[Records from a collection of figures]
>> start

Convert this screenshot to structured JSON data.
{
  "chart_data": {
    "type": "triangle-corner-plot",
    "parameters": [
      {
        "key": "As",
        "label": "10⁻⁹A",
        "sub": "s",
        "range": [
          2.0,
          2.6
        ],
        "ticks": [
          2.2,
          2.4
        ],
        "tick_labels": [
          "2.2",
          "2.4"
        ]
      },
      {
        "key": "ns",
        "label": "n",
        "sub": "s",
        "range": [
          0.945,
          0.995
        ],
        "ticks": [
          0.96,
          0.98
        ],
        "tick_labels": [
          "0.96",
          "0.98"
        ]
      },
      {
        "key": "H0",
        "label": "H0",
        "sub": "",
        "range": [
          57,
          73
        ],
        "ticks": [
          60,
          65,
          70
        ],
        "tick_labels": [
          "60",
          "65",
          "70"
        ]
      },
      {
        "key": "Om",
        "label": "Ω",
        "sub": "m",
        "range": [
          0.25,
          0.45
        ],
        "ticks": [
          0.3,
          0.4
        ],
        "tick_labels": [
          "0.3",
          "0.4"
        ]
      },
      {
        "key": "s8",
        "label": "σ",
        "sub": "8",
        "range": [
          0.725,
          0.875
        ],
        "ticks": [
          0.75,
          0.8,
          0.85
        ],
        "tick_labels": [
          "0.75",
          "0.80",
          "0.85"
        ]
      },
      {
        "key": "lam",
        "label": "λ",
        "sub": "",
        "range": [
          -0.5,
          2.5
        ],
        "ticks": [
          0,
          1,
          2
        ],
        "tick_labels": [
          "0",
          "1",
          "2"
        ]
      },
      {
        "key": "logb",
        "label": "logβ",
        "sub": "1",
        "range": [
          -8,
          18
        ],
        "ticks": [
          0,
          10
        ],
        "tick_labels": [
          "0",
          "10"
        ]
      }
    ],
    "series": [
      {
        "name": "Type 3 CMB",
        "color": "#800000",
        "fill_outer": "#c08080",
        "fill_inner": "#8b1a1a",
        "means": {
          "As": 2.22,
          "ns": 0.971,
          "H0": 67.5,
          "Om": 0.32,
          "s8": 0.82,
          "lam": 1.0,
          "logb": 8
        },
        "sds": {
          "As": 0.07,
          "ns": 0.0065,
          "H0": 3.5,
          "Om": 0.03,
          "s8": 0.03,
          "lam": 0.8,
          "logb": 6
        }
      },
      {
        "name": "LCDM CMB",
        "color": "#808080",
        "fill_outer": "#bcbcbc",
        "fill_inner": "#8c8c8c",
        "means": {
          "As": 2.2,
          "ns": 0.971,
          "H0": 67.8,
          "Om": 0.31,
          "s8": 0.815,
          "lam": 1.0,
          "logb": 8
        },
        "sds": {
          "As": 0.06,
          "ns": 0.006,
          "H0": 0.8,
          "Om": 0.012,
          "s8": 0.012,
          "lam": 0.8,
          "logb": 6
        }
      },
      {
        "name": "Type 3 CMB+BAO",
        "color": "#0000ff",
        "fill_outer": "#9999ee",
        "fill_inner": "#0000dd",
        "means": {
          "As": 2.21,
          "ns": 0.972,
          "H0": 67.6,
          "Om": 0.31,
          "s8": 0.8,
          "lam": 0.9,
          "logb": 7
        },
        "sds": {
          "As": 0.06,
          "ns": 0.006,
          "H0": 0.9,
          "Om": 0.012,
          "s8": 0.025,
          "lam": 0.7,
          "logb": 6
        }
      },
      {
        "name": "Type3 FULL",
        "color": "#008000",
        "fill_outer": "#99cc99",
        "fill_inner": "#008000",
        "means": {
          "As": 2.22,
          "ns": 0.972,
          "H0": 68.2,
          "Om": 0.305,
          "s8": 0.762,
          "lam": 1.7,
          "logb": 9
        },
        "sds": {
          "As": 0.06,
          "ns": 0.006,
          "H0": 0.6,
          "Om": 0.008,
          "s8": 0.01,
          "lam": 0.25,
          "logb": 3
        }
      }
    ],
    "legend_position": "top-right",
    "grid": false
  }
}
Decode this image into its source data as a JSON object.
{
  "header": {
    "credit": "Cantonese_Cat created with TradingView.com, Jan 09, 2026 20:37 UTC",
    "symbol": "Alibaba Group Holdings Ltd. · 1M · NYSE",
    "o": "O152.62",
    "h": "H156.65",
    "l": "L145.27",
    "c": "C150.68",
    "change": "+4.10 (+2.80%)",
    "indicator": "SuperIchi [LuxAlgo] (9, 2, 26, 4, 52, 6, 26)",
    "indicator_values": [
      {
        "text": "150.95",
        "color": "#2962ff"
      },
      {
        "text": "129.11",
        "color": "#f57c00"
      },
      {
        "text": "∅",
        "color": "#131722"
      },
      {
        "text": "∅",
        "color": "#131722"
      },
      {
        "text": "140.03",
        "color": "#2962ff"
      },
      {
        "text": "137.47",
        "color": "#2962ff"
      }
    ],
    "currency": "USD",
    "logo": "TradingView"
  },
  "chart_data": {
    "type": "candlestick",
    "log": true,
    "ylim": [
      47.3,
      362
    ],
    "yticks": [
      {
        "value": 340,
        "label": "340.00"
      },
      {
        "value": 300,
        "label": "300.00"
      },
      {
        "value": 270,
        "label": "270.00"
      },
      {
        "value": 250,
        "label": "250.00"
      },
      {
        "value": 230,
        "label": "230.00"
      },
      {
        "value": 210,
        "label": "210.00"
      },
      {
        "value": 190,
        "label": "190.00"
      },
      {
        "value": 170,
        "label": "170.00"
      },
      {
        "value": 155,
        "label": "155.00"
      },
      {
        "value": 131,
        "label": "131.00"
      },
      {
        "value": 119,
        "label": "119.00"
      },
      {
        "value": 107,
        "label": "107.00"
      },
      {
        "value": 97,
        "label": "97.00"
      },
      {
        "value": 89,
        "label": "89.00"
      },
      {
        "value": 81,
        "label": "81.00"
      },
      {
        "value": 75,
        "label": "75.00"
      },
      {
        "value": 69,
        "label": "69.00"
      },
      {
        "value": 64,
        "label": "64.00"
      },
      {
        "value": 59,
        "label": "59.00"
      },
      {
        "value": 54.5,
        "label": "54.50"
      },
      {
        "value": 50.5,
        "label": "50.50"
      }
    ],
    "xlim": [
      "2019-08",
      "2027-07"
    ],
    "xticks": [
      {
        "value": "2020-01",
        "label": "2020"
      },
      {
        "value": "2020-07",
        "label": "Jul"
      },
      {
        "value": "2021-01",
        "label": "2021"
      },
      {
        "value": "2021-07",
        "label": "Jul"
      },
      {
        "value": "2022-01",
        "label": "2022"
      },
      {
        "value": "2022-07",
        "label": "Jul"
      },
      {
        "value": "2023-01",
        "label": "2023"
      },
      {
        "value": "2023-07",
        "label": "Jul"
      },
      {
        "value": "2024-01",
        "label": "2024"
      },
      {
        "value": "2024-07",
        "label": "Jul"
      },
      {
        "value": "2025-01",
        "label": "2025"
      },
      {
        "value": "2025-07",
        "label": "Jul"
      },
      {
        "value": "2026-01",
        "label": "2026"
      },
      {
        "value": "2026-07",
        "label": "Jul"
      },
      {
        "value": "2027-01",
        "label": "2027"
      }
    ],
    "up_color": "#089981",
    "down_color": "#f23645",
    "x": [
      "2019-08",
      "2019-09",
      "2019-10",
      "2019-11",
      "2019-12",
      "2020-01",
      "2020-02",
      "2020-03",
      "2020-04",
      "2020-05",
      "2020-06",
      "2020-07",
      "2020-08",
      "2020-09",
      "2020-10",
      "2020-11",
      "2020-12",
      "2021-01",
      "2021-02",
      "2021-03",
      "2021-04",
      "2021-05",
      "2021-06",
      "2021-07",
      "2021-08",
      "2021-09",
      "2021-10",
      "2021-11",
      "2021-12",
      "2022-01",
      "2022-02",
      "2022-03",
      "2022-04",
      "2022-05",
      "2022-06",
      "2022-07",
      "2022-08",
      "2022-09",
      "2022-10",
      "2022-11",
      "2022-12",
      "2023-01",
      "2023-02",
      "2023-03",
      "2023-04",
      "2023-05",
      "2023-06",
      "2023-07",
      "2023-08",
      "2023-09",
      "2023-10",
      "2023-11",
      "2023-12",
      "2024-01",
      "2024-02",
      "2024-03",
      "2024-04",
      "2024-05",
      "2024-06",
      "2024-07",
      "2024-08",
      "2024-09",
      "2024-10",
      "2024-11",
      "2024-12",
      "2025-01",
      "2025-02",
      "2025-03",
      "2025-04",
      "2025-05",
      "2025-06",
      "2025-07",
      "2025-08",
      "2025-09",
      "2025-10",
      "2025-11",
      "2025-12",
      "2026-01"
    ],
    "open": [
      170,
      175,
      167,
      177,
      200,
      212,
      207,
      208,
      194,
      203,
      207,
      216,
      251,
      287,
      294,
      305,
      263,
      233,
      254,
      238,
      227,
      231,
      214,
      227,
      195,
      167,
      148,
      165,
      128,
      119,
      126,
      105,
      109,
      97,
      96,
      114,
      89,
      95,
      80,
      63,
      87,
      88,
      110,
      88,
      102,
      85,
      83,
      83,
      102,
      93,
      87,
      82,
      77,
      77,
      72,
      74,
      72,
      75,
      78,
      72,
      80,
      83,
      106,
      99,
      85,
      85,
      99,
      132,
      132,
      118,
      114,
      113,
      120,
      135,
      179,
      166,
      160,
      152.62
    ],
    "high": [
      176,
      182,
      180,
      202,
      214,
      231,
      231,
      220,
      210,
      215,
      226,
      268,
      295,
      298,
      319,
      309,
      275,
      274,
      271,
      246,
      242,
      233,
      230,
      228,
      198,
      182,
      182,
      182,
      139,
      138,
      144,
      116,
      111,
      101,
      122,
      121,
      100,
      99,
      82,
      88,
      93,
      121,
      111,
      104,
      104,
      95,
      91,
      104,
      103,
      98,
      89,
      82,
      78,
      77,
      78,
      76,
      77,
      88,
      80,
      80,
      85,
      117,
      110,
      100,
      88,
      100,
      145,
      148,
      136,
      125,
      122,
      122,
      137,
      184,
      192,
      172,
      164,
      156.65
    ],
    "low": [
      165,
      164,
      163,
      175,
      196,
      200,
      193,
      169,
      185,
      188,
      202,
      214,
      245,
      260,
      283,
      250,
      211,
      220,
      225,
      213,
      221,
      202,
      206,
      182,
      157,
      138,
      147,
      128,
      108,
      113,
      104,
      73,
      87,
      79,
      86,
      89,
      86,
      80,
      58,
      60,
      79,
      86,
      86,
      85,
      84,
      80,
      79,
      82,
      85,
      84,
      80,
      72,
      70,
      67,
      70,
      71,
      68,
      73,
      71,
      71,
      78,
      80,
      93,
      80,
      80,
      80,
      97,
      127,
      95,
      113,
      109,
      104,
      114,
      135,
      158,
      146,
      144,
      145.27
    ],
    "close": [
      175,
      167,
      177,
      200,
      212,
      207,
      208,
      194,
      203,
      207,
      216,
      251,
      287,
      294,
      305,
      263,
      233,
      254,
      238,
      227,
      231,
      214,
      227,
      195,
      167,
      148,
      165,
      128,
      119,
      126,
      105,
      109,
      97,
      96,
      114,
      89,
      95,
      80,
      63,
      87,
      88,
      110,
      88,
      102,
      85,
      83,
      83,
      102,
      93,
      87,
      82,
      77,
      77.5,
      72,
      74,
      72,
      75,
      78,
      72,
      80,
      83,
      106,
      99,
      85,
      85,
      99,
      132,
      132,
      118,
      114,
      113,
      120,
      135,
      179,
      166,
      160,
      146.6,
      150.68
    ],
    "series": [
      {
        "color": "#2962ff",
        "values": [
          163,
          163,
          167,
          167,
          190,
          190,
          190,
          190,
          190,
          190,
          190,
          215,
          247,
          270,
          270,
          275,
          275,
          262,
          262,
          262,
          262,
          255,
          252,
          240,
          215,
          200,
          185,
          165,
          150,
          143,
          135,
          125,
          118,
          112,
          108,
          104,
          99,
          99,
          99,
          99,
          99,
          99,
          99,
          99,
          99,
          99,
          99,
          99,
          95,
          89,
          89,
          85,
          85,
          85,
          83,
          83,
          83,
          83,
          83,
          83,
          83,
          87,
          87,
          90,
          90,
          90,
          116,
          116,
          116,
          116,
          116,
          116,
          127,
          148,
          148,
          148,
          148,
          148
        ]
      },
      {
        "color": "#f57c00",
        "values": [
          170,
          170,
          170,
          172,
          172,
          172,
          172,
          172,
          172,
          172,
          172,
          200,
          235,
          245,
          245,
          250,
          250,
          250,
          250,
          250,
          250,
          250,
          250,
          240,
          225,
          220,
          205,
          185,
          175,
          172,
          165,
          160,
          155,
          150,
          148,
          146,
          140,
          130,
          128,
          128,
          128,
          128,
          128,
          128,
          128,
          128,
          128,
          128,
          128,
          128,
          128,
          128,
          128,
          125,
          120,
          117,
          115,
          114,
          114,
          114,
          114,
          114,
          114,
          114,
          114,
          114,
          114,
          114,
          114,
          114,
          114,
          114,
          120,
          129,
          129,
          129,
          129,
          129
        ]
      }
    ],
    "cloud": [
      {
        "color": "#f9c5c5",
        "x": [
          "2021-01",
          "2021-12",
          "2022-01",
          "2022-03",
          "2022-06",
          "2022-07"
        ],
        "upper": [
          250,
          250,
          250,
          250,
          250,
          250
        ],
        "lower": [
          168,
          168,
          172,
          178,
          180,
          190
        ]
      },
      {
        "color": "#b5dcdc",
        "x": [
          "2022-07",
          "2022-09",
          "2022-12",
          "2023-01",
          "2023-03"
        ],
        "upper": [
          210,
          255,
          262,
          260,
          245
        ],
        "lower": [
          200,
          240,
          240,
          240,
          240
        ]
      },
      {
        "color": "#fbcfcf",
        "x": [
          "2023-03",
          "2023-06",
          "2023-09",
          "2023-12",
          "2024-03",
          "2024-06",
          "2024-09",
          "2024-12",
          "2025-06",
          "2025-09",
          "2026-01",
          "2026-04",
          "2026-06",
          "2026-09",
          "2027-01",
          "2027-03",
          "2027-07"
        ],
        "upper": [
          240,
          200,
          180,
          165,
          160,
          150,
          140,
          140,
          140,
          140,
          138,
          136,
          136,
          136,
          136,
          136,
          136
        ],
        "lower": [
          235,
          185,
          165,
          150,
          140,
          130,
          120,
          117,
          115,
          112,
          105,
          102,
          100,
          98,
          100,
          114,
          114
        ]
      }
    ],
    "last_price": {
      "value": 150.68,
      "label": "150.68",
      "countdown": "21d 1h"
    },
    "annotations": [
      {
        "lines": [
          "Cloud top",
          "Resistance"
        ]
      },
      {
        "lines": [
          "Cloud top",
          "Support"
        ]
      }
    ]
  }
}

>> end

#### Problem to work on
Note every line above where the string "text" shows up, and copy those lines.

#### Response to the exercise
        "text": "150.95",
        "text": "129.11",
        "text": "∅",
        "text": "∅",
        "text": "140.03",
        "text": "137.47",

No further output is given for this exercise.